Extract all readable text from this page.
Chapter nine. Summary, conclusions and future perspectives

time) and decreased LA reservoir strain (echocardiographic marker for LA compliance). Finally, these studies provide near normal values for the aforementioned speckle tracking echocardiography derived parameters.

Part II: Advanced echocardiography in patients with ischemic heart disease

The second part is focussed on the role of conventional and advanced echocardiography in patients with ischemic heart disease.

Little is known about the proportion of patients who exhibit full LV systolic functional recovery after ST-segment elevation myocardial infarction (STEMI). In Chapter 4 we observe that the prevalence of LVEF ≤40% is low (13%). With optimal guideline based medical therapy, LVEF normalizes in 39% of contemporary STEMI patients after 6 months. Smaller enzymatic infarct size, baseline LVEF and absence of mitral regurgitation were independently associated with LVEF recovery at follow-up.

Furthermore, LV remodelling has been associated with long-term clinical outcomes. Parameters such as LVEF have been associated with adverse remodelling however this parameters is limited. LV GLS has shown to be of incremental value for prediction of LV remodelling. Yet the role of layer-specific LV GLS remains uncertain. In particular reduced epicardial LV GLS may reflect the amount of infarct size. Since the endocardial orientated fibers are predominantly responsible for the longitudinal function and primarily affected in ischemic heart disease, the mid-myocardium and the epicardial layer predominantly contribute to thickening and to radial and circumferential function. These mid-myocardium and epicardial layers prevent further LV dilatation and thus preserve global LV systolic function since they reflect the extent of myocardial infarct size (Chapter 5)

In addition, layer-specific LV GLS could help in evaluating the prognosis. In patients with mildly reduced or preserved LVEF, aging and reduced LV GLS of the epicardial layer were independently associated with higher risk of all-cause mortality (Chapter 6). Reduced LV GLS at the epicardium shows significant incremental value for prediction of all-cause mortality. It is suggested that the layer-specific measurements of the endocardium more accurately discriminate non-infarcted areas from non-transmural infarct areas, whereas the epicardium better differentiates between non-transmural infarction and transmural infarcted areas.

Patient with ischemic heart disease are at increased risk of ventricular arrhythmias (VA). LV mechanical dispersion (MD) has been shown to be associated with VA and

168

---

● PROBLEM STATEMENT:
Would you copy each line of the records that contains "incremental"?

● TASK RESULT:
Furthermore, LV remodelling has been associated with long-term clinical outcomes. Parameters such as LVEF have been associated with adverse remodelling however this parameters is limited. LV GLS has shown to be of incremental value for prediction of LV remodelling. Yet the role of layer-specific LV GLS remains uncertain. In particular reduced epicardial LV GLS may reflect the amount of infarct size. Since the endocardial orientated fibers are predominantly responsible for the longitudinal function and primarily affected in ischemic heart disease, the mid-myocardium and the epicardial layer predominantly contribute to thickening and to radial and circumferential function. These mid-myocardium and epicardial layers prevent further LV dilatation and thus preserve global LV systolic function since they reflect the extent of myocardial infarct size (Chapter 5)
In addition, layer-specific LV GLS could help in evaluating the prognosis. In patients with mildly reduced or preserved LVEF, aging and reduced LV GLS of the epicardial layer were independently associated with higher risk of all-cause mortality (Chapter 6). Reduced LV GLS at the epicardium shows significant incremental value for prediction of all-cause mortality. It is suggested that the layer-specific measurements of the endocardium more accurately discriminate non-infarcted areas from non-transmural infarct areas, whereas the epicardium better differentiates between non-transmural infarction and transmural infarcted areas.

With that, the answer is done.